** BEGIN **

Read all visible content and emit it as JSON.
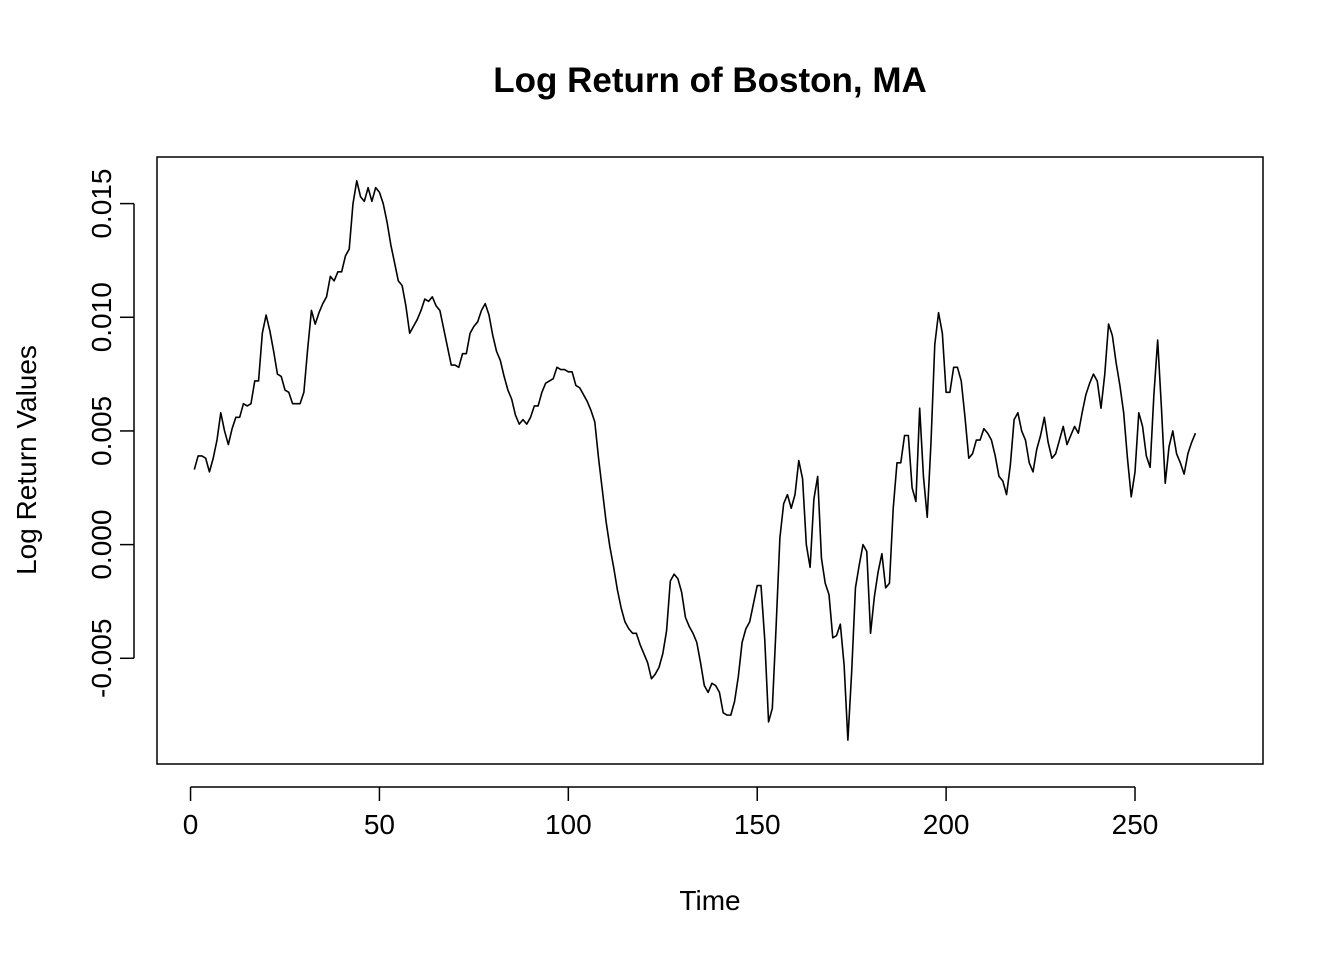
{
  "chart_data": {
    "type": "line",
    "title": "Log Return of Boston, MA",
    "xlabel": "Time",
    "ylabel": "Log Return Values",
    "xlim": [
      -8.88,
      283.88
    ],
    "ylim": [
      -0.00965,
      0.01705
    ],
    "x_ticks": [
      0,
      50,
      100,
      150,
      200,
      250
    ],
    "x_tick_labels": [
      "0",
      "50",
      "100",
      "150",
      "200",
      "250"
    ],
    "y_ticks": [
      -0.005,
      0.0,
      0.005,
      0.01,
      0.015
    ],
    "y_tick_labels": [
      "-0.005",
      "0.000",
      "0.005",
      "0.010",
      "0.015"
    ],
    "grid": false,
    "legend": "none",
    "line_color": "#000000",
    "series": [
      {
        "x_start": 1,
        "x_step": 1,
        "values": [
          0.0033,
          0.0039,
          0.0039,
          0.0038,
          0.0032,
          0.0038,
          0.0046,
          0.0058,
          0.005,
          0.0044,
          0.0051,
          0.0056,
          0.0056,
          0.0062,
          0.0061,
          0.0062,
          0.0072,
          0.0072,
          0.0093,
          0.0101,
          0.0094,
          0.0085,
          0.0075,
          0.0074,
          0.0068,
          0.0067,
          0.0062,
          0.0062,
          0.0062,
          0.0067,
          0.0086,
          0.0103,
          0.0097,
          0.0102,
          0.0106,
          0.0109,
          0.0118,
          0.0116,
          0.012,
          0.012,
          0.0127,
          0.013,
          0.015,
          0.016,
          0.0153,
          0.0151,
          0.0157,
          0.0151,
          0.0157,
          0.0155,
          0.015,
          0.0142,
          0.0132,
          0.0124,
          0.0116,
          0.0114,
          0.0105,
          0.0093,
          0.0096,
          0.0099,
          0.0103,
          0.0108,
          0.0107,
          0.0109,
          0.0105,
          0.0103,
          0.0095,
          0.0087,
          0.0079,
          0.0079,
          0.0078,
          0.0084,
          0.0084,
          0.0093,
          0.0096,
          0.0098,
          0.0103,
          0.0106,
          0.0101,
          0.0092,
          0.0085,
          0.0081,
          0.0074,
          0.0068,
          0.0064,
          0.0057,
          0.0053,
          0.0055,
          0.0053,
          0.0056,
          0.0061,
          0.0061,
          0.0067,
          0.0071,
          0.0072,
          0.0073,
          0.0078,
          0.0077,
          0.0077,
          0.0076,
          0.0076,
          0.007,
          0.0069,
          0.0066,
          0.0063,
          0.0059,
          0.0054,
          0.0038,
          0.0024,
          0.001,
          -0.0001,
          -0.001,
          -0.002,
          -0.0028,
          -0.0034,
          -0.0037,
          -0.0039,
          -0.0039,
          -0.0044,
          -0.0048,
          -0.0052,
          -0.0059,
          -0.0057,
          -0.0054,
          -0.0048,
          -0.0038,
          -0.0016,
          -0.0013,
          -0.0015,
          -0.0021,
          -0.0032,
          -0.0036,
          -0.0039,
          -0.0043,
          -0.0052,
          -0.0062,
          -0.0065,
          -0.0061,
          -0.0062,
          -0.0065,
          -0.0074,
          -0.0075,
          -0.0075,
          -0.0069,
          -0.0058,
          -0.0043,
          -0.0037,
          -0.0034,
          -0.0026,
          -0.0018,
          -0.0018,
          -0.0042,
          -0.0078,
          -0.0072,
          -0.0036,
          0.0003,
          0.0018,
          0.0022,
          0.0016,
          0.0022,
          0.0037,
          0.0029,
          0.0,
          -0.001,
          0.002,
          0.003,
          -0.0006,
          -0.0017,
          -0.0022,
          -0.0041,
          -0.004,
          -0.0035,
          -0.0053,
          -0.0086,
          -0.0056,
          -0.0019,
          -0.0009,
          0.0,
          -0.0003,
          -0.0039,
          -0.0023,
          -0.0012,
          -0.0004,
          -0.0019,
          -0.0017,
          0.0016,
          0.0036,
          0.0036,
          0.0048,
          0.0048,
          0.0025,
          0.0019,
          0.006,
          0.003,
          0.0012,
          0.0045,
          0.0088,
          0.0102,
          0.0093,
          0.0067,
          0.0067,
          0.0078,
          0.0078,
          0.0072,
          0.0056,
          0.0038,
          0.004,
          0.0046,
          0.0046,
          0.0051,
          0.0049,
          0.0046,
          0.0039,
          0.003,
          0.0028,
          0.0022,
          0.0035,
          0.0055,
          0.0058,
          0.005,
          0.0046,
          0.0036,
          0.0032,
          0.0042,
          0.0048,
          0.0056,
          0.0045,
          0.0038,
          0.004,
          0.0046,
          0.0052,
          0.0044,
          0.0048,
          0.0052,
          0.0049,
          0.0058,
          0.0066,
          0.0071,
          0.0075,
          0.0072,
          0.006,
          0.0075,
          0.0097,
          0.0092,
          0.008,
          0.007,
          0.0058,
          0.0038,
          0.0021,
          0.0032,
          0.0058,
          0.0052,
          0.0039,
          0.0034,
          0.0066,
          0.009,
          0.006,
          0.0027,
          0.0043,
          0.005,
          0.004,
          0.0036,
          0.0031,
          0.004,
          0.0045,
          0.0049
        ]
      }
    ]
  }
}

** END **

▶ **SHORT TASK**: Print the listing above in full, exactly as written. Omit any pictures.

▶ **SOLUTION TO THE EXERCISE**:
Read all visible content and emit it as JSON.
{
  "chart_data": {
    "type": "line",
    "title": "Log Return of Boston, MA",
    "xlabel": "Time",
    "ylabel": "Log Return Values",
    "xlim": [
      -8.88,
      283.88
    ],
    "ylim": [
      -0.00965,
      0.01705
    ],
    "x_ticks": [
      0,
      50,
      100,
      150,
      200,
      250
    ],
    "x_tick_labels": [
      "0",
      "50",
      "100",
      "150",
      "200",
      "250"
    ],
    "y_ticks": [
      -0.005,
      0.0,
      0.005,
      0.01,
      0.015
    ],
    "y_tick_labels": [
      "-0.005",
      "0.000",
      "0.005",
      "0.010",
      "0.015"
    ],
    "grid": false,
    "legend": "none",
    "line_color": "#000000",
    "series": [
      {
        "x_start": 1,
        "x_step": 1,
        "values": [
          0.0033,
          0.0039,
          0.0039,
          0.0038,
          0.0032,
          0.0038,
          0.0046,
          0.0058,
          0.005,
          0.0044,
          0.0051,
          0.0056,
          0.0056,
          0.0062,
          0.0061,
          0.0062,
          0.0072,
          0.0072,
          0.0093,
          0.0101,
          0.0094,
          0.0085,
          0.0075,
          0.0074,
          0.0068,
          0.0067,
          0.0062,
          0.0062,
          0.0062,
          0.0067,
          0.0086,
          0.0103,
          0.0097,
          0.0102,
          0.0106,
          0.0109,
          0.0118,
          0.0116,
          0.012,
          0.012,
          0.0127,
          0.013,
          0.015,
          0.016,
          0.0153,
          0.0151,
          0.0157,
          0.0151,
          0.0157,
          0.0155,
          0.015,
          0.0142,
          0.0132,
          0.0124,
          0.0116,
          0.0114,
          0.0105,
          0.0093,
          0.0096,
          0.0099,
          0.0103,
          0.0108,
          0.0107,
          0.0109,
          0.0105,
          0.0103,
          0.0095,
          0.0087,
          0.0079,
          0.0079,
          0.0078,
          0.0084,
          0.0084,
          0.0093,
          0.0096,
          0.0098,
          0.0103,
          0.0106,
          0.0101,
          0.0092,
          0.0085,
          0.0081,
          0.0074,
          0.0068,
          0.0064,
          0.0057,
          0.0053,
          0.0055,
          0.0053,
          0.0056,
          0.0061,
          0.0061,
          0.0067,
          0.0071,
          0.0072,
          0.0073,
          0.0078,
          0.0077,
          0.0077,
          0.0076,
          0.0076,
          0.007,
          0.0069,
          0.0066,
          0.0063,
          0.0059,
          0.0054,
          0.0038,
          0.0024,
          0.001,
          -0.0001,
          -0.001,
          -0.002,
          -0.0028,
          -0.0034,
          -0.0037,
          -0.0039,
          -0.0039,
          -0.0044,
          -0.0048,
          -0.0052,
          -0.0059,
          -0.0057,
          -0.0054,
          -0.0048,
          -0.0038,
          -0.0016,
          -0.0013,
          -0.0015,
          -0.0021,
          -0.0032,
          -0.0036,
          -0.0039,
          -0.0043,
          -0.0052,
          -0.0062,
          -0.0065,
          -0.0061,
          -0.0062,
          -0.0065,
          -0.0074,
          -0.0075,
          -0.0075,
          -0.0069,
          -0.0058,
          -0.0043,
          -0.0037,
          -0.0034,
          -0.0026,
          -0.0018,
          -0.0018,
          -0.0042,
          -0.0078,
          -0.0072,
          -0.0036,
          0.0003,
          0.0018,
          0.0022,
          0.0016,
          0.0022,
          0.0037,
          0.0029,
          0.0,
          -0.001,
          0.002,
          0.003,
          -0.0006,
          -0.0017,
          -0.0022,
          -0.0041,
          -0.004,
          -0.0035,
          -0.0053,
          -0.0086,
          -0.0056,
          -0.0019,
          -0.0009,
          0.0,
          -0.0003,
          -0.0039,
          -0.0023,
          -0.0012,
          -0.0004,
          -0.0019,
          -0.0017,
          0.0016,
          0.0036,
          0.0036,
          0.0048,
          0.0048,
          0.0025,
          0.0019,
          0.006,
          0.003,
          0.0012,
          0.0045,
          0.0088,
          0.0102,
          0.0093,
          0.0067,
          0.0067,
          0.0078,
          0.0078,
          0.0072,
          0.0056,
          0.0038,
          0.004,
          0.0046,
          0.0046,
          0.0051,
          0.0049,
          0.0046,
          0.0039,
          0.003,
          0.0028,
          0.0022,
          0.0035,
          0.0055,
          0.0058,
          0.005,
          0.0046,
          0.0036,
          0.0032,
          0.0042,
          0.0048,
          0.0056,
          0.0045,
          0.0038,
          0.004,
          0.0046,
          0.0052,
          0.0044,
          0.0048,
          0.0052,
          0.0049,
          0.0058,
          0.0066,
          0.0071,
          0.0075,
          0.0072,
          0.006,
          0.0075,
          0.0097,
          0.0092,
          0.008,
          0.007,
          0.0058,
          0.0038,
          0.0021,
          0.0032,
          0.0058,
          0.0052,
          0.0039,
          0.0034,
          0.0066,
          0.009,
          0.006,
          0.0027,
          0.0043,
          0.005,
          0.004,
          0.0036,
          0.0031,
          0.004,
          0.0045,
          0.0049
        ]
      }
    ]
  }
}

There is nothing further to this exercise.